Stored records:
⟨
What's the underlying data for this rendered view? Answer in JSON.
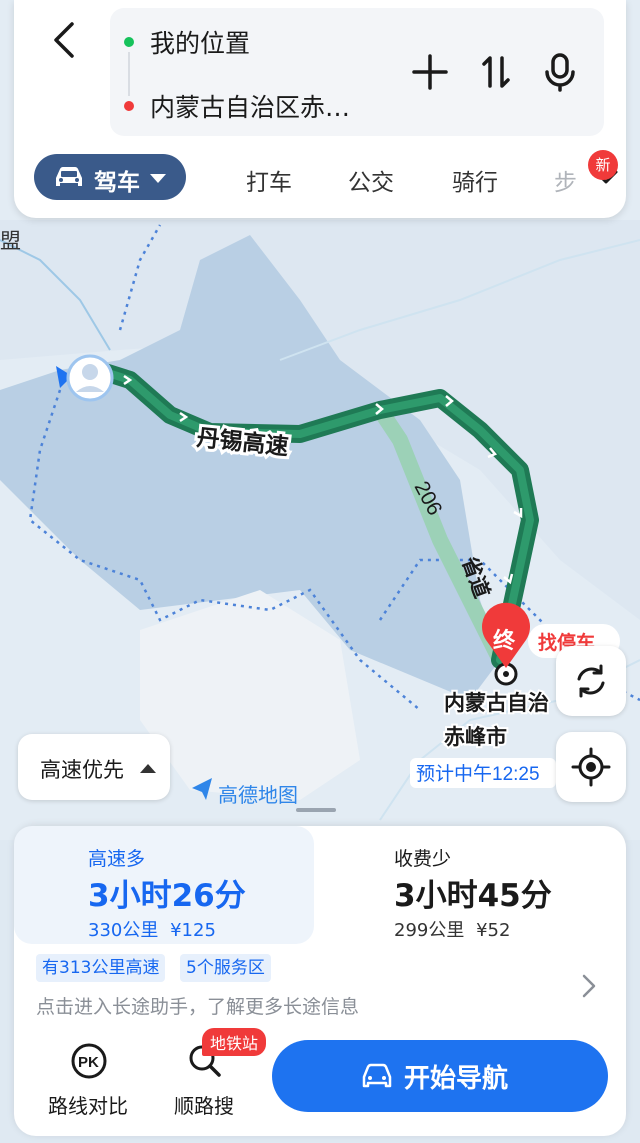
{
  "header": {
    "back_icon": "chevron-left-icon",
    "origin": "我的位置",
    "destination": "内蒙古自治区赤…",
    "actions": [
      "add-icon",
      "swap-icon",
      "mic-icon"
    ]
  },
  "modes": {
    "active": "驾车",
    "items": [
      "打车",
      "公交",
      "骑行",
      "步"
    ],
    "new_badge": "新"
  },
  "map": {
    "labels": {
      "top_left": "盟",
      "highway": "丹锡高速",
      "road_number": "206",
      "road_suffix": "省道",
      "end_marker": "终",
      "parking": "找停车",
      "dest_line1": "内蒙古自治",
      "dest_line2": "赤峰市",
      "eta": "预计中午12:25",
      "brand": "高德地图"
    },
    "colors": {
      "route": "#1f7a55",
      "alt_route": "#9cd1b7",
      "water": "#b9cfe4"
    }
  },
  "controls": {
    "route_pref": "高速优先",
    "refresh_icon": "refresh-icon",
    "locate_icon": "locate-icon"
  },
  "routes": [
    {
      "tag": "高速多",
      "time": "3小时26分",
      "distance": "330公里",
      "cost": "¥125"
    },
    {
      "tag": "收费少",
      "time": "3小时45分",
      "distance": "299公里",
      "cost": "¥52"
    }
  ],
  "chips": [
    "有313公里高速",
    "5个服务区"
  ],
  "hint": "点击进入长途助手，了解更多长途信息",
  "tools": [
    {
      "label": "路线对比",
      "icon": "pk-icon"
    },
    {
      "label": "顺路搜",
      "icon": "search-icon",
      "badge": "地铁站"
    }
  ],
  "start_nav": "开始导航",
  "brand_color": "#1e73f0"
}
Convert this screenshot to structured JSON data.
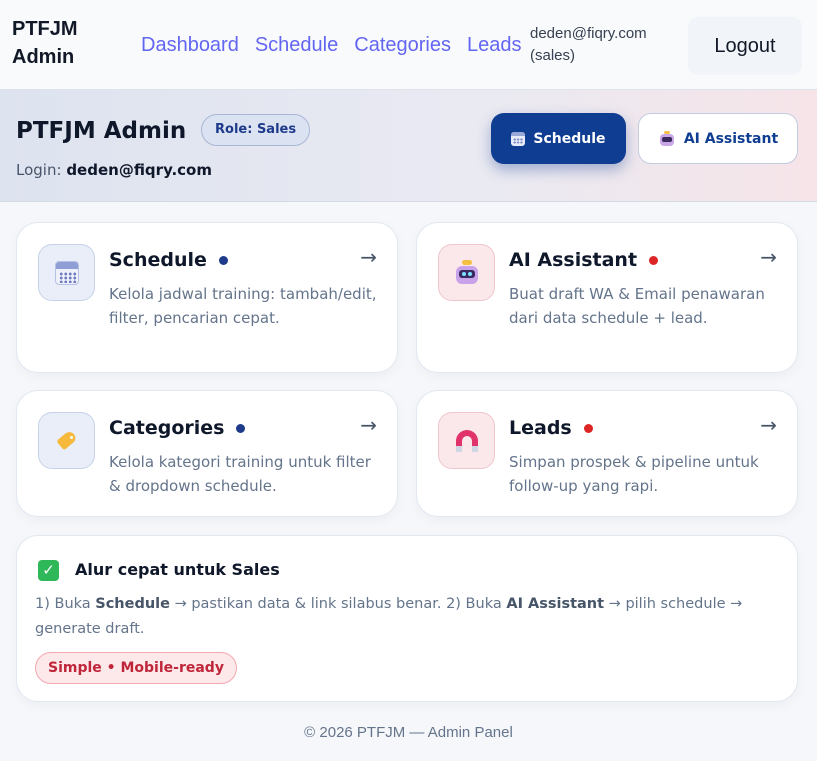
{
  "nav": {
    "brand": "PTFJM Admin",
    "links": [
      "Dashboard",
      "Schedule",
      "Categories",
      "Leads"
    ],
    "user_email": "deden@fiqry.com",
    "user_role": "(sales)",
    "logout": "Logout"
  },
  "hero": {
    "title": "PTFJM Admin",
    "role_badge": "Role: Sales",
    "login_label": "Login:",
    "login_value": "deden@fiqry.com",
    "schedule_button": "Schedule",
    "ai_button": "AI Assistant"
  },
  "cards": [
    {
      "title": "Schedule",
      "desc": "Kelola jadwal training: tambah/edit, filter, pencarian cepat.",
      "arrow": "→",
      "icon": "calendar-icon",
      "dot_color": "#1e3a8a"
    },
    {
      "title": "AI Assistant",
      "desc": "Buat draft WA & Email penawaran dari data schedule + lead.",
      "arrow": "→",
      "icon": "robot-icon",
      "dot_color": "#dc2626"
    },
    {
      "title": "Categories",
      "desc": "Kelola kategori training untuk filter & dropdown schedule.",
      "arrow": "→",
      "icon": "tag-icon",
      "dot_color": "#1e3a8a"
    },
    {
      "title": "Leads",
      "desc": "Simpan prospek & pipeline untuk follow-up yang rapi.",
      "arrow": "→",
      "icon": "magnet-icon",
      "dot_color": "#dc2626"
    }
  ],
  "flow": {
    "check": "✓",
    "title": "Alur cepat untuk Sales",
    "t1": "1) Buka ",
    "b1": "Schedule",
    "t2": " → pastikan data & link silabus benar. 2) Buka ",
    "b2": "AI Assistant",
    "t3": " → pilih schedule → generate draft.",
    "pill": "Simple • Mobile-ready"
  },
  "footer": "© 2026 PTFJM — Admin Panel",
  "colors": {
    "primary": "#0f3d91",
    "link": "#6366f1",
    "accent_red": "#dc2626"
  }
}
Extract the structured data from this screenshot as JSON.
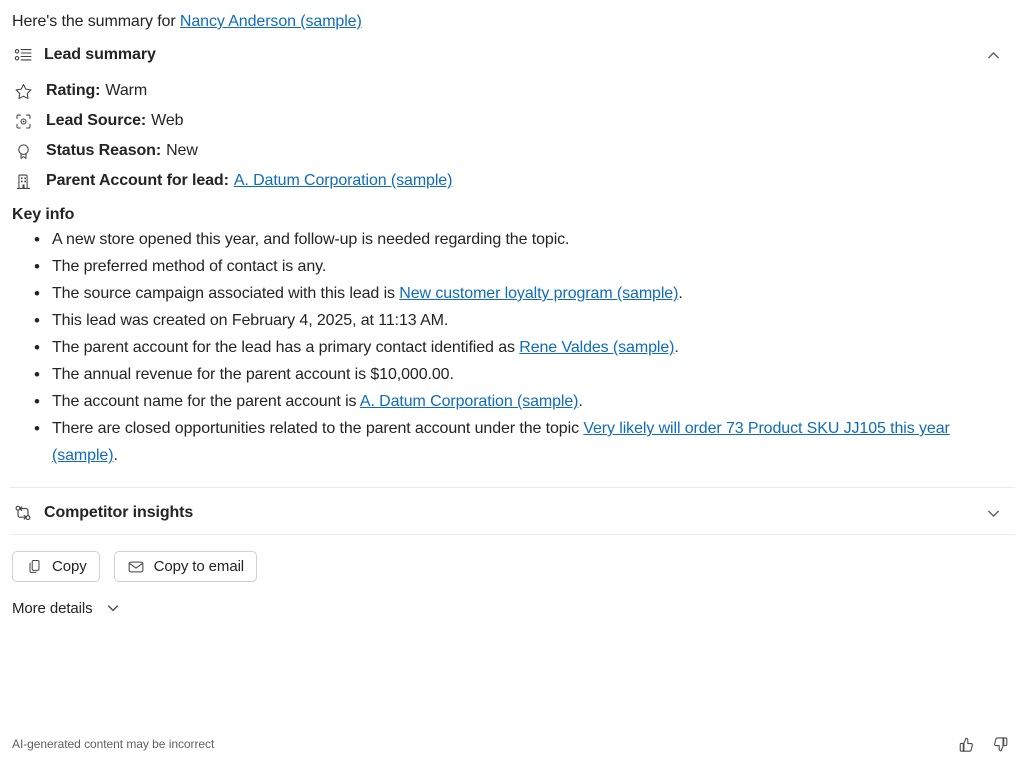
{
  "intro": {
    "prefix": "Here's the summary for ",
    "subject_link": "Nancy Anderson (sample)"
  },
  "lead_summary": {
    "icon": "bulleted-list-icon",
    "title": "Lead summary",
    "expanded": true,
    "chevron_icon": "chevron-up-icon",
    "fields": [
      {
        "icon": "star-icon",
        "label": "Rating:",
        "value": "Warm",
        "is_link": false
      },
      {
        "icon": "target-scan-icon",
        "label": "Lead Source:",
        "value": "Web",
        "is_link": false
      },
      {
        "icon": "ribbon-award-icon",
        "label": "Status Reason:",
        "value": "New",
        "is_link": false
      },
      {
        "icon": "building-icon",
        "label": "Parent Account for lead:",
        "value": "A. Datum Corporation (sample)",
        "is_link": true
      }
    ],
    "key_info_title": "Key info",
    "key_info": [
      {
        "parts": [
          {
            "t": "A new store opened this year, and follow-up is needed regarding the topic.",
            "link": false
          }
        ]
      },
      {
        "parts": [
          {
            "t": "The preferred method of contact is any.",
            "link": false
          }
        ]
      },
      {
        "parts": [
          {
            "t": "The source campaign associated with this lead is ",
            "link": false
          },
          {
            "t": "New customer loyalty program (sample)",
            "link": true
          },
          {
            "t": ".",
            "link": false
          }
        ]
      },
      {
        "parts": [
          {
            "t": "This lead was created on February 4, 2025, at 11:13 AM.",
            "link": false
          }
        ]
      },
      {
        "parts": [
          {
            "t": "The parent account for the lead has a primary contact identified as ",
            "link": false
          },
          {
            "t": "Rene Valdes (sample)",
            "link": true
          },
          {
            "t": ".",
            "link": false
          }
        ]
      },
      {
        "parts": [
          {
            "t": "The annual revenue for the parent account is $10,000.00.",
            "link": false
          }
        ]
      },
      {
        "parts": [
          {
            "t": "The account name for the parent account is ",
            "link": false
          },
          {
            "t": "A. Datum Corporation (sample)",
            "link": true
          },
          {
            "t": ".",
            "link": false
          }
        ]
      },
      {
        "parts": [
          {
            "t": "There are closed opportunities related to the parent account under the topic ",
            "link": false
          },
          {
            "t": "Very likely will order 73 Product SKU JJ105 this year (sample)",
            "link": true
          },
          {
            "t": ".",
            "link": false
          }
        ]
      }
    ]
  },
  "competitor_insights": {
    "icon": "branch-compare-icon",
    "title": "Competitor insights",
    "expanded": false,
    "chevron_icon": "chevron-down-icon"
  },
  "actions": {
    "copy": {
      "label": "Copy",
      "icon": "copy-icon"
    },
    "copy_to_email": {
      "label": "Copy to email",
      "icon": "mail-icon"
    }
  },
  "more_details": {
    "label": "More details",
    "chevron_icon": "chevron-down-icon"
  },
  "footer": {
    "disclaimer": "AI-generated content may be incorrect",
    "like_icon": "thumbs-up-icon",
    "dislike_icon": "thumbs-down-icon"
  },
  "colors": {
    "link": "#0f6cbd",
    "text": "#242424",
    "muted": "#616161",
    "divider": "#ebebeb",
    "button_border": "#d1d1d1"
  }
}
⟩
Within the material above, find the lines that contain the word "Kelola"; copy them.

      "desc": "Kelola jadwal training: tambah/edit, filter, pencarian cepat.",
      "desc": "Kelola kategori training untuk filter & dropdown schedule.",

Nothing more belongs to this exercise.